* **Selection**:
The topics on the cards are pretty generic and shouldn't be affected by time, generational gaps, or culture too much.  There are a handful of categories that are a bit dated, but not too many.  2000's TV shows might be a bit awkward in 20 years, but there aren't any super specific pop culture topics.
Everyone hard at work trying to come up with items related to "Batteries" that will match other players ideas.
And the topics that do get a little specific can actually be kind of fun and eye opening.  I played one game with five teens and three adults and one of the Match topics was "Beach Boys".  The other adults and I listed out the names of songs by the Beach Boys, band members, and cultural associations and ended up having a total of two matches between the three of us.  The teens didn't know anything about the Beach Boys other than they were a band, so they all ended up listing things like guitar, drums, singer, and microphone.  They ended up destroying us that round!
The Beach Boys sure had a lot of hits.  Too bad none of us wrote the same songs down!
I think we only had two very minor gameplay issues.  The first was how much the game slowed down between rounds as each player read off their list.  It was fun hearing all the answers, but it really did slow the game.  That's fairly typical if this style of game though, and even with eight players it didn't bog down too much.  The other issue was with the Lightning round.  The card has six categories on it and players who were sitting further away from the card had trouble reading the topics.  We worked around it by reading the categories one at a time and giving everyone a few seconds to write an item before moving on to the next category.  We didn't use the timer in the lightning rounds.

But overall, the gameplay was smooth, fast, and fun.

Score: 7/10 x3

Replayability:
SiXeS is a game that will get different mileage in different groups.  It'll really depend on how often you enjoy this style of game.  If you enjoy games like Scattergories, Taboo, Balderdash, etc. then SiXeS will fit right in with your repertoire.  

With 36 double sided cards for each round type, you'll run out of score sheets long before you cycle through the cards.  And even after you've played all the cards, your answers are going to depend as much on who you are playing against as the categories on the cards.  
There are enough cards to keep the topics from getting too repetitive.
Even though every game will be different, the gameplay isn't really going to change from game to game.  For anyone more than casual gamers, SiXeS will work best as a filler or game to take to non-gamer family gatherings.  It's easy rules and small size mean it'll be easy to bring anywhere, even for just a play or two.  But unless your main gaming focus is family party games, then you'll probably only play this occasionally.

Score: 6/10 x1

General Fun:
As is typical for this style of game, everyone had fun playing.  Enough so that they asked to play a second time.  Hearing everyone's answers was fun, and the challenge of trying to come up with six items in 60 seconds was entertaining as well.  

This is a great game to play in mixed company, too.  Because of the alternating Match and Unique style rounds, players have to think about what other players may or may not list.  Even though some categories may seem biased toward certain generations, we found that wasn't always the case, as long as there were several players from each generation playing.

* **Dataset extract**:
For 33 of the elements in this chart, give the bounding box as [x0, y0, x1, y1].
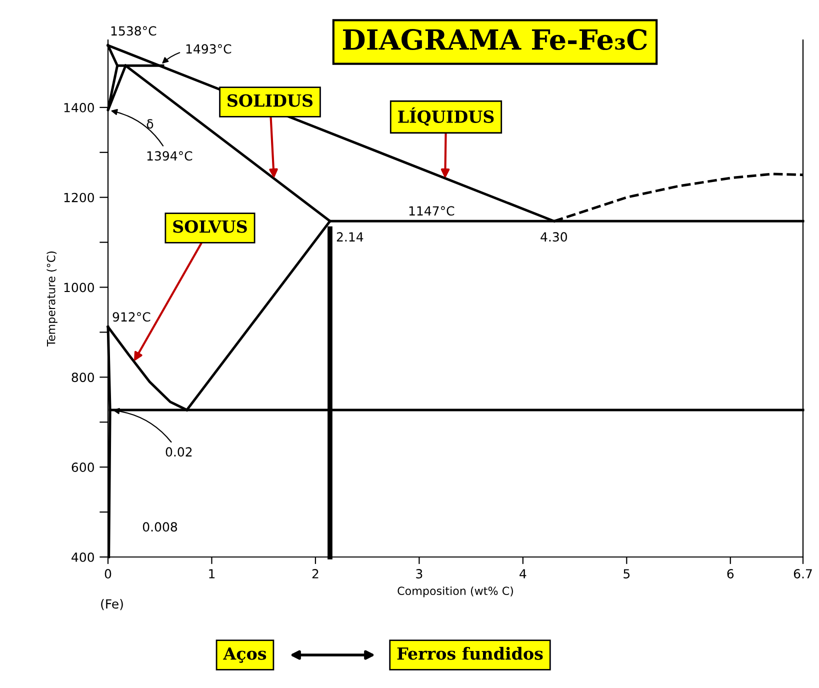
annotation: 1538°C [111, 26, 156, 36]
annotation: LÍQUIDUS [398, 107, 494, 126]
y-tick-label: 1200 [64, 192, 94, 202]
annotation: 1147°C [409, 206, 454, 216]
annotation: 912°C [112, 312, 150, 322]
chart-title: DIAGRAMA Fe-Fe₃C [343, 29, 647, 50]
x-axis-title: Composition (wt% C) [398, 586, 513, 598]
text: (Fe) [101, 598, 123, 610]
annotation: 4.30 [540, 232, 567, 242]
annotation: 1493°C [186, 44, 232, 54]
annotation: 0.02 [166, 447, 192, 457]
x-tick-label: 5 [624, 569, 630, 578]
y-tick-label: 400 [72, 552, 94, 562]
x-tick-label: 6 [727, 569, 734, 578]
y-axis-title: Temperature (°C) [46, 252, 58, 346]
x-tick-label: 1 [209, 569, 215, 578]
annotation: 2.14 [336, 232, 364, 242]
x-tick-label: 3 [416, 569, 422, 578]
x-tick-label: 0 [104, 569, 112, 578]
annotation: SOLVUS [173, 220, 247, 233]
annotation: SOLIDUS [228, 94, 313, 107]
annotation: 1394°C [147, 151, 192, 161]
y-tick-label: 1000 [64, 282, 94, 292]
y-tick-label: 800 [72, 372, 94, 382]
annotation: δ [146, 119, 154, 129]
annotation: 0.008 [142, 522, 178, 532]
y-tick-label: 1400 [64, 102, 94, 112]
x-tick-label: 2 [312, 569, 318, 578]
text: Aços [223, 647, 266, 663]
x-tick-label: 4 [520, 569, 526, 578]
text: Ferros fundidos [397, 646, 543, 660]
y-tick-label: 600 [72, 462, 94, 472]
x-tick-label: 6.7 [794, 569, 812, 578]
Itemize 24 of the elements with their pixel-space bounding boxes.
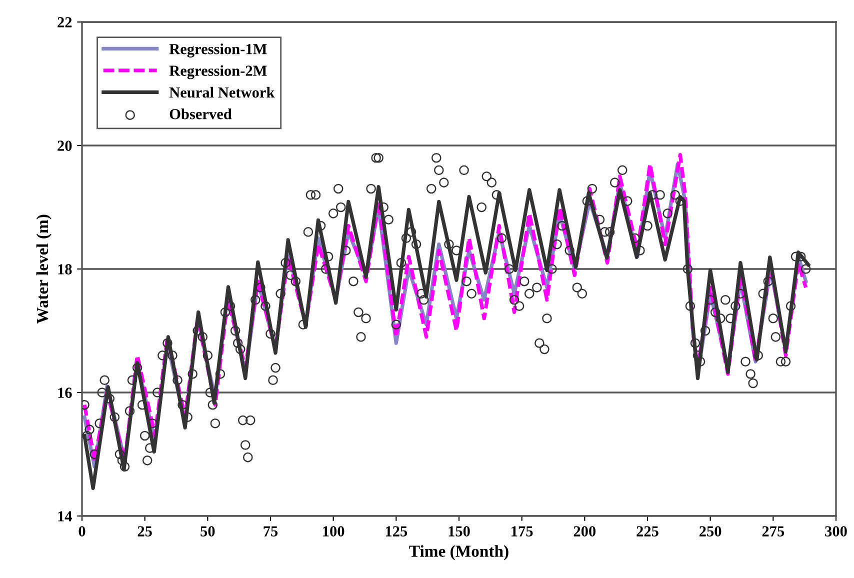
x-tick-label: 25 <box>138 526 152 536</box>
x-tick-label: 300 <box>825 526 847 536</box>
x-tick-label: 100 <box>323 526 344 536</box>
x-tick-label: 125 <box>386 526 408 536</box>
x-axis-title: Time (Month) <box>409 545 508 560</box>
x-tick-label: 250 <box>700 526 722 536</box>
y-axis-title: Water level (m) <box>36 214 52 324</box>
x-tick-label: 75 <box>264 526 278 536</box>
x-tick-label: 150 <box>448 526 470 536</box>
x-tick-label: 50 <box>200 526 215 536</box>
legend-label: Neural Network <box>169 86 275 98</box>
y-tick-label: 20 <box>58 140 72 151</box>
y-tick-label: 18 <box>58 264 72 274</box>
legend-label: Regression-1M <box>169 43 267 58</box>
y-tick-label: 14 <box>58 511 72 522</box>
x-tick-label: 0 <box>78 526 86 536</box>
x-tick-label: 175 <box>512 526 533 536</box>
legend-label: Regression-2M <box>169 65 267 80</box>
x-tick-label: 275 <box>762 526 784 536</box>
x-tick-label: 225 <box>636 526 658 536</box>
y-tick-label: 16 <box>58 388 72 398</box>
legend-label: Observed <box>170 108 232 120</box>
y-tick-label: 22 <box>58 17 72 28</box>
x-tick-label: 200 <box>574 526 596 536</box>
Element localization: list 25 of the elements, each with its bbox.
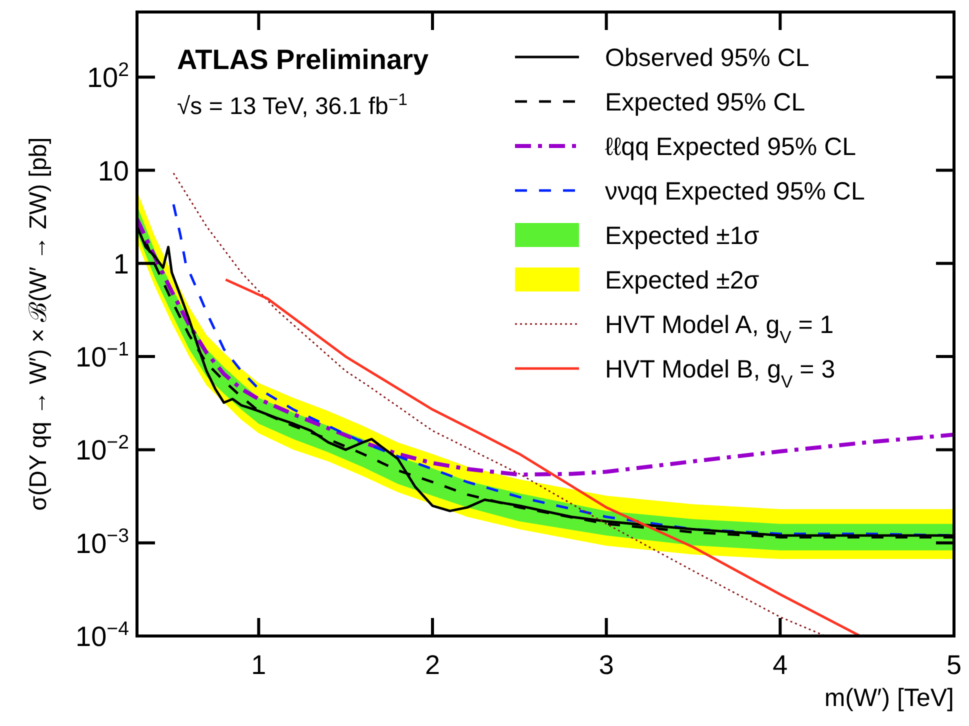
x-axis-title: m(W′) [TeV] (824, 684, 954, 712)
legend-label: Expected 95% CL (605, 88, 806, 116)
x-tick-label: 3 (598, 650, 614, 680)
x-tick-label: 4 (772, 650, 788, 680)
legend-label: HVT Model A, g$_{V}$ = 1 (605, 311, 834, 347)
legend-label: ℓℓqq Expected 95% CL (605, 133, 856, 161)
x-tick-label: 1 (251, 650, 266, 680)
legend-label: HVT Model B, g$_{V}$ = 3 (605, 356, 836, 392)
x-tick-label: 5 (946, 650, 962, 680)
annotation: √s = 13 TeV, 36.1 fb$^{−1}$ (177, 90, 408, 120)
annotation: ATLAS Preliminary (177, 44, 429, 75)
y-tick-label: 10$^{−2}$ (76, 432, 129, 466)
line-series (137, 216, 954, 477)
legend-label: Expected ±1σ (605, 222, 760, 250)
legend-label: ννqq Expected 95% CL (605, 178, 865, 206)
y-axis-title: σ(DY qq → W′) × ℬ(W′ → ZW) [pb] (25, 137, 52, 511)
y-tick-label: 1 (113, 248, 129, 280)
y-tick-label: 10$^{2}$ (86, 59, 129, 94)
y-tick-label: 10 (98, 155, 129, 186)
legend-label: Observed 95% CL (605, 44, 810, 72)
y-tick-label: 10$^{−1}$ (76, 338, 129, 373)
x-tick-label: 2 (424, 650, 440, 680)
y-tick-label: 10$^{−3}$ (76, 524, 130, 559)
legend-label: Expected ±2σ (605, 266, 760, 294)
y-tick-label: 10$^{−4}$ (76, 618, 130, 652)
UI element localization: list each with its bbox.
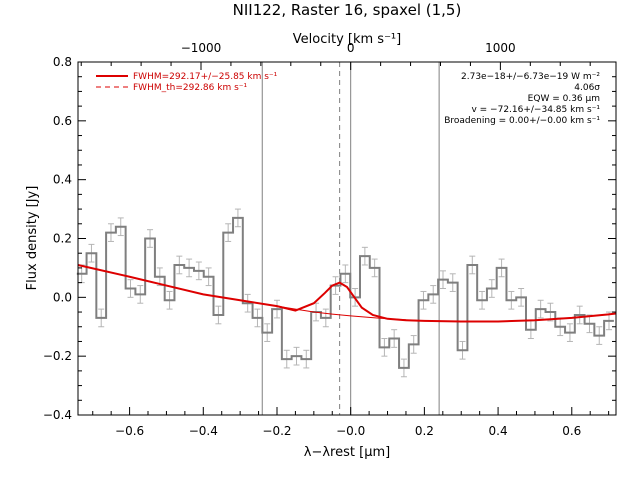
spectrum-steps xyxy=(76,216,614,369)
y-tick-label: 0.6 xyxy=(53,114,72,128)
velocity-tick-label: 1000 xyxy=(485,41,516,55)
plot-area: −0.6 −0.4 −0.2 −0.0 0.2 0.4 0.6 −0.4 −0.2 0.0 0.2 0… xyxy=(43,41,617,438)
velocity-tick-label: −1000 xyxy=(181,41,222,55)
x-tick-label: 0.2 xyxy=(415,424,434,438)
y-tick-label: 0.8 xyxy=(53,55,72,69)
annotation-line: Broadening = 0.00+/−0.00 km s⁻¹ xyxy=(444,116,600,126)
velocity-axis-label: Velocity [km s⁻¹] xyxy=(293,32,401,47)
annotation-line: 4.06σ xyxy=(574,83,600,93)
annotation-line: EQW = 0.36 μm xyxy=(528,94,600,104)
x-tick-label: −0.2 xyxy=(262,424,291,438)
y-tick-label: 0.2 xyxy=(53,232,72,246)
x-tick-label: 0.4 xyxy=(489,424,508,438)
x-tick-label: −0.6 xyxy=(115,424,144,438)
chart-title: NII122, Raster 16, spaxel (1,5) xyxy=(233,1,462,19)
legend-label: FWHM=292.17+/−25.85 km s⁻¹ xyxy=(133,72,278,82)
legend: FWHM=292.17+/−25.85 km s⁻¹FWHM_th=292.86… xyxy=(96,72,278,93)
x-tick-label: −0.0 xyxy=(336,424,365,438)
x-axis-label: λ−λrest [μm] xyxy=(304,445,390,460)
legend-label: FWHM_th=292.86 km s⁻¹ xyxy=(133,83,248,93)
annotation-line: 2.73e−18+/−6.73e−19 W m⁻² xyxy=(461,72,600,82)
x-tick-label: 0.6 xyxy=(562,424,581,438)
y-tick-label: 0.4 xyxy=(53,173,72,187)
x-tick-label: −0.4 xyxy=(189,424,218,438)
y-tick-label: −0.2 xyxy=(43,349,72,363)
continuum-curve xyxy=(77,264,617,322)
velocity-tick-label: 0 xyxy=(347,41,355,55)
y-tick-label: −0.4 xyxy=(43,408,72,422)
annotation-line: v = −72.16+/−34.85 km s⁻¹ xyxy=(471,105,600,115)
y-tick-label: 0.0 xyxy=(53,290,72,304)
y-axis-label: Flux density [Jy] xyxy=(25,186,40,291)
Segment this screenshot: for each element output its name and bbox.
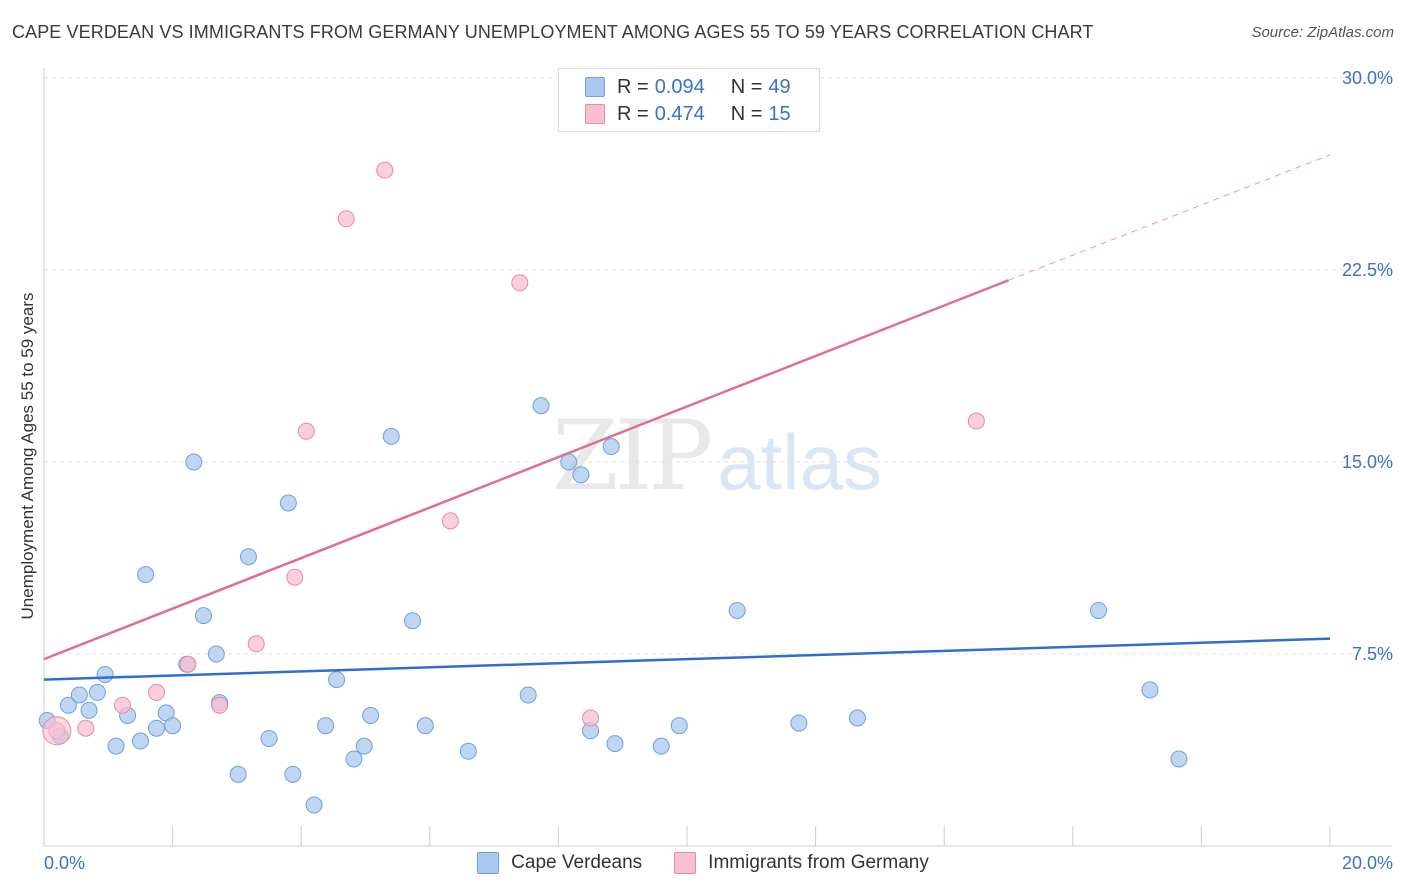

* **Task description**:
Write out the stretch of the SiXeS review from "With 36 double" through "play this occasionally.", swapping "score sheets" for "pencils". The records have nothing to do with this.

* **Complete output**:
With 36 double sided cards for each round type, you'll run out of pencils long before you cycle through the cards.  And even after you've played all the cards, your answers are going to depend as much on who you are playing against as the categories on the cards.  
There are enough cards to keep the topics from getting too repetitive.
Even though every game will be different, the gameplay isn't really going to change from game to game.  For anyone more than casual gamers, SiXeS will work best as a filler or game to take to non-gamer family gatherings.  It's easy rules and small size mean it'll be easy to bring anywhere, even for just a play or two.  But unless your main gaming focus is family party games, then you'll probably only play this occasionally.